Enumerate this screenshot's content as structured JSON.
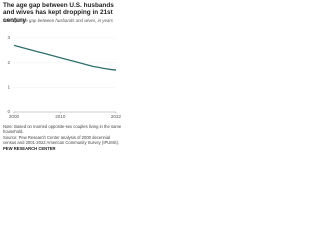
{
  "chart_data": {
    "type": "line",
    "title": "The age gap between U.S. husbands and wives has kept dropping in 21st century",
    "subtitle": "Average age gap between husbands and wives, in years",
    "x": [
      2000,
      2001,
      2002,
      2003,
      2004,
      2005,
      2006,
      2007,
      2008,
      2009,
      2010,
      2011,
      2012,
      2013,
      2014,
      2015,
      2016,
      2017,
      2018,
      2019,
      2020,
      2021,
      2022
    ],
    "series": [
      {
        "name": "Average age gap",
        "color": "#2f6e6a",
        "values": [
          2.7,
          2.65,
          2.6,
          2.55,
          2.5,
          2.45,
          2.4,
          2.35,
          2.3,
          2.25,
          2.2,
          2.15,
          2.1,
          2.05,
          2.0,
          1.95,
          1.9,
          1.85,
          1.82,
          1.78,
          1.75,
          1.72,
          1.7
        ]
      }
    ],
    "xlim": [
      2000,
      2022
    ],
    "xticks": [
      2000,
      2010,
      2022
    ],
    "ylim": [
      0,
      3
    ],
    "yticks": [
      0,
      1,
      2,
      3
    ],
    "grid": true,
    "notes": [
      "Note: Based on married opposite-sex couples living in the same household.",
      "Source: Pew Research Center analysis of 2000 decennial census and 2001-2022 American Community Survey (IPUMS).",
      "PEW RESEARCH CENTER"
    ]
  }
}
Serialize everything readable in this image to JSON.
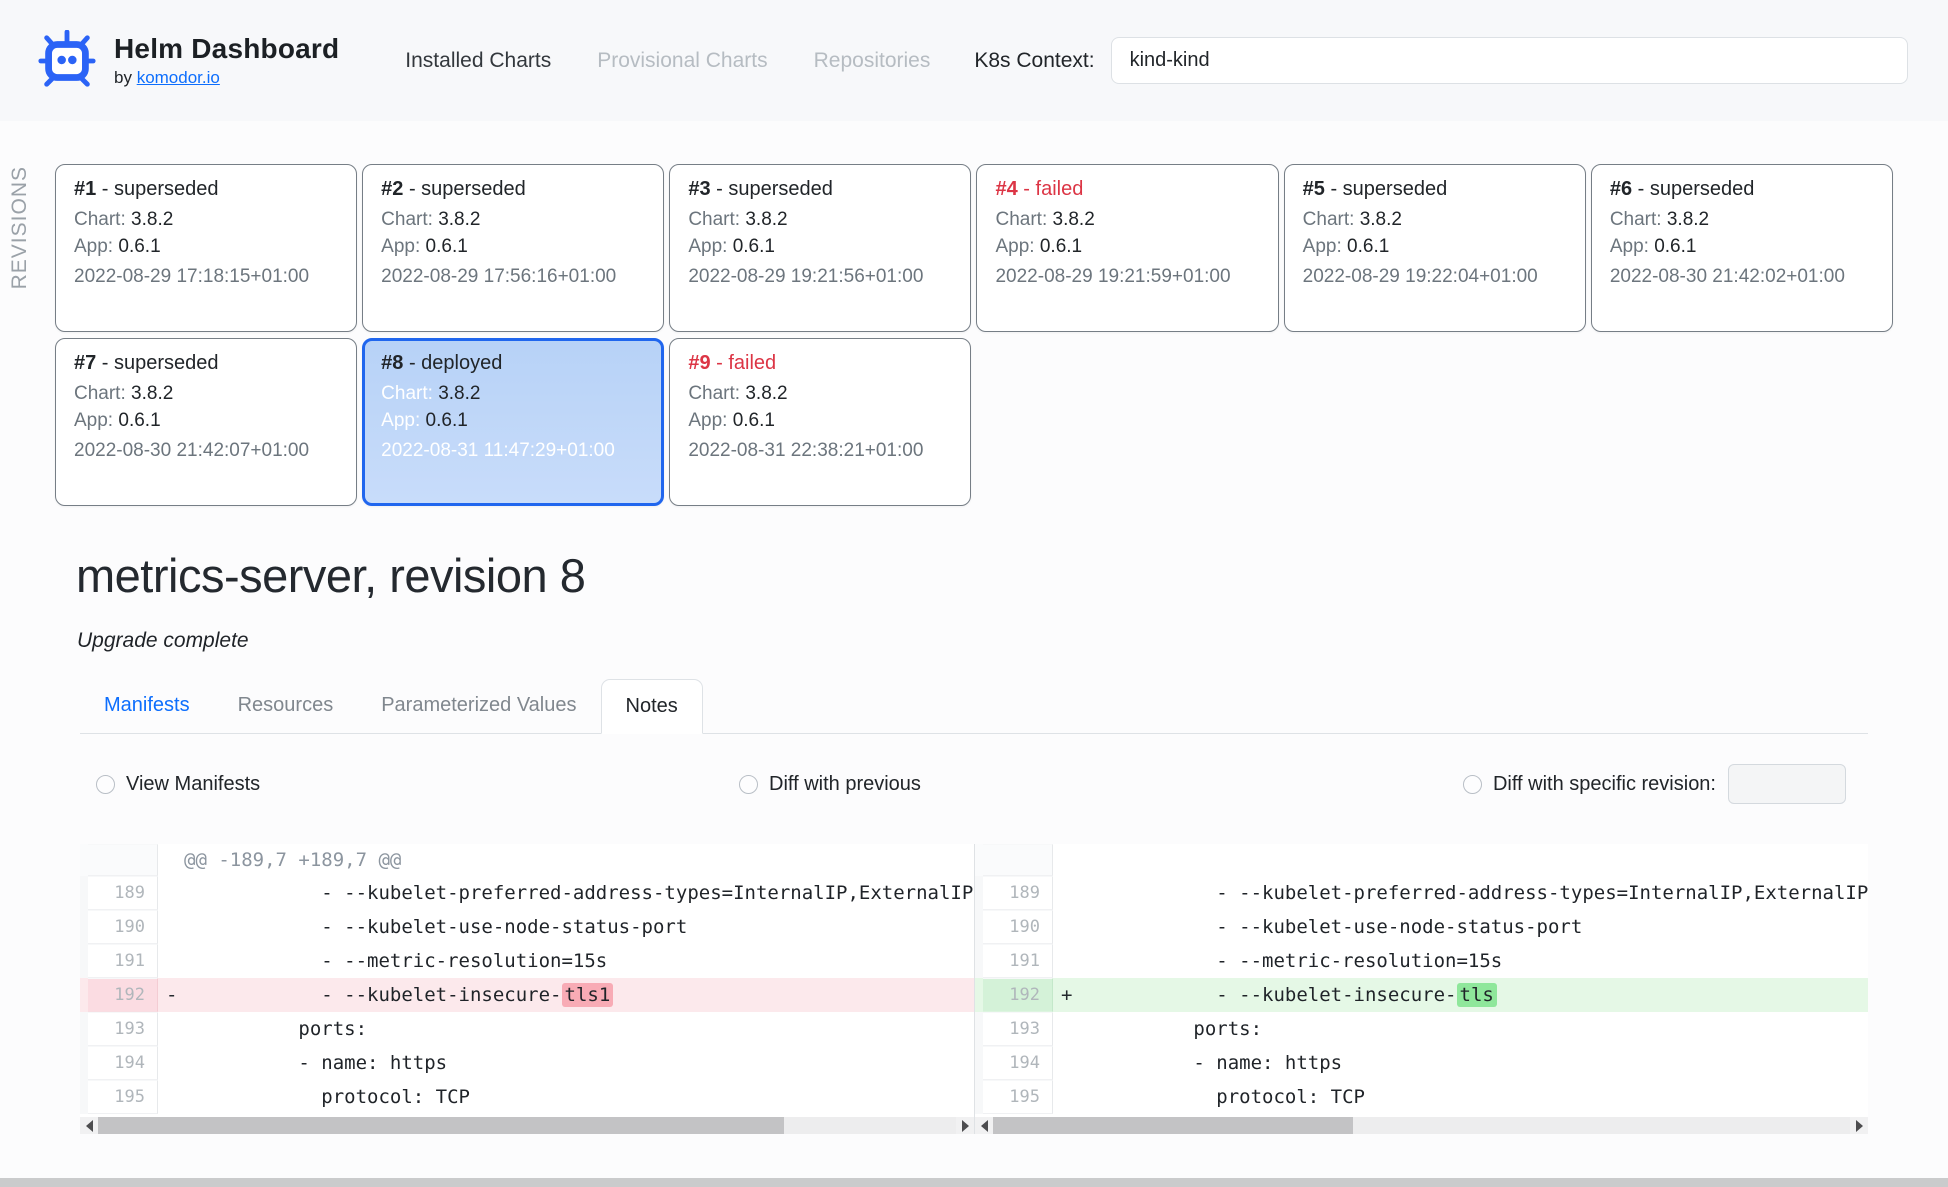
{
  "header": {
    "app_title": "Helm Dashboard",
    "byline_prefix": "by ",
    "byline_link": "komodor.io",
    "nav": [
      {
        "label": "Installed Charts",
        "state": "normal"
      },
      {
        "label": "Provisional Charts",
        "state": "disabled"
      },
      {
        "label": "Repositories",
        "state": "disabled"
      }
    ],
    "context_label": "K8s Context:",
    "context_value": "kind-kind"
  },
  "revisions": {
    "section_label": "REVISIONS",
    "chart_label": "Chart: ",
    "app_label": "App: ",
    "cards": [
      {
        "number": "#1",
        "status": "superseded",
        "chart": "3.8.2",
        "app": "0.6.1",
        "date": "2022-08-29 17:18:15+01:00",
        "selected": false
      },
      {
        "number": "#2",
        "status": "superseded",
        "chart": "3.8.2",
        "app": "0.6.1",
        "date": "2022-08-29 17:56:16+01:00",
        "selected": false
      },
      {
        "number": "#3",
        "status": "superseded",
        "chart": "3.8.2",
        "app": "0.6.1",
        "date": "2022-08-29 19:21:56+01:00",
        "selected": false
      },
      {
        "number": "#4",
        "status": "failed",
        "chart": "3.8.2",
        "app": "0.6.1",
        "date": "2022-08-29 19:21:59+01:00",
        "selected": false
      },
      {
        "number": "#5",
        "status": "superseded",
        "chart": "3.8.2",
        "app": "0.6.1",
        "date": "2022-08-29 19:22:04+01:00",
        "selected": false
      },
      {
        "number": "#6",
        "status": "superseded",
        "chart": "3.8.2",
        "app": "0.6.1",
        "date": "2022-08-30 21:42:02+01:00",
        "selected": false
      },
      {
        "number": "#7",
        "status": "superseded",
        "chart": "3.8.2",
        "app": "0.6.1",
        "date": "2022-08-30 21:42:07+01:00",
        "selected": false
      },
      {
        "number": "#8",
        "status": "deployed",
        "chart": "3.8.2",
        "app": "0.6.1",
        "date": "2022-08-31 11:47:29+01:00",
        "selected": true
      },
      {
        "number": "#9",
        "status": "failed",
        "chart": "3.8.2",
        "app": "0.6.1",
        "date": "2022-08-31 22:38:21+01:00",
        "selected": false
      }
    ]
  },
  "release": {
    "title": "metrics-server, revision 8",
    "status_text": "Upgrade complete"
  },
  "tabs": [
    {
      "label": "Manifests",
      "state": "link"
    },
    {
      "label": "Resources",
      "state": "muted"
    },
    {
      "label": "Parameterized Values",
      "state": "muted"
    },
    {
      "label": "Notes",
      "state": "active"
    }
  ],
  "diff_options": [
    {
      "label": "View Manifests",
      "selected": false,
      "has_input": false
    },
    {
      "label": "Diff with previous",
      "selected": false,
      "has_input": false
    },
    {
      "label": "Diff with specific revision:",
      "selected": false,
      "has_input": true,
      "input_value": ""
    }
  ],
  "diff": {
    "left": {
      "scrollbar_thumb_pct": 80,
      "rows": [
        {
          "num": "",
          "type": "info",
          "prefix": "",
          "code": "@@ -189,7 +189,7 @@",
          "highlight": ""
        },
        {
          "num": "189",
          "type": "ctx",
          "prefix": "",
          "code": "            - --kubelet-preferred-address-types=InternalIP,ExternalIP,Hostname",
          "highlight": ""
        },
        {
          "num": "190",
          "type": "ctx",
          "prefix": "",
          "code": "            - --kubelet-use-node-status-port",
          "highlight": ""
        },
        {
          "num": "191",
          "type": "ctx",
          "prefix": "",
          "code": "            - --metric-resolution=15s",
          "highlight": ""
        },
        {
          "num": "192",
          "type": "del",
          "prefix": "-",
          "code": "            - --kubelet-insecure-",
          "highlight": "tls1"
        },
        {
          "num": "193",
          "type": "ctx",
          "prefix": "",
          "code": "          ports:",
          "highlight": ""
        },
        {
          "num": "194",
          "type": "ctx",
          "prefix": "",
          "code": "          - name: https",
          "highlight": ""
        },
        {
          "num": "195",
          "type": "ctx",
          "prefix": "",
          "code": "            protocol: TCP",
          "highlight": ""
        }
      ]
    },
    "right": {
      "scrollbar_thumb_pct": 42,
      "rows": [
        {
          "num": "",
          "type": "info",
          "prefix": "",
          "code": "",
          "highlight": ""
        },
        {
          "num": "189",
          "type": "ctx",
          "prefix": "",
          "code": "            - --kubelet-preferred-address-types=InternalIP,ExternalIP,Hostname",
          "highlight": ""
        },
        {
          "num": "190",
          "type": "ctx",
          "prefix": "",
          "code": "            - --kubelet-use-node-status-port",
          "highlight": ""
        },
        {
          "num": "191",
          "type": "ctx",
          "prefix": "",
          "code": "            - --metric-resolution=15s",
          "highlight": ""
        },
        {
          "num": "192",
          "type": "ins",
          "prefix": "+",
          "code": "            - --kubelet-insecure-",
          "highlight": "tls"
        },
        {
          "num": "193",
          "type": "ctx",
          "prefix": "",
          "code": "          ports:",
          "highlight": ""
        },
        {
          "num": "194",
          "type": "ctx",
          "prefix": "",
          "code": "          - name: https",
          "highlight": ""
        },
        {
          "num": "195",
          "type": "ctx",
          "prefix": "",
          "code": "            protocol: TCP",
          "highlight": ""
        }
      ]
    }
  }
}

- Exercise instructions
Reply with one number: the count of lines in the entries that include the word "date".

- Solution to this exercise
9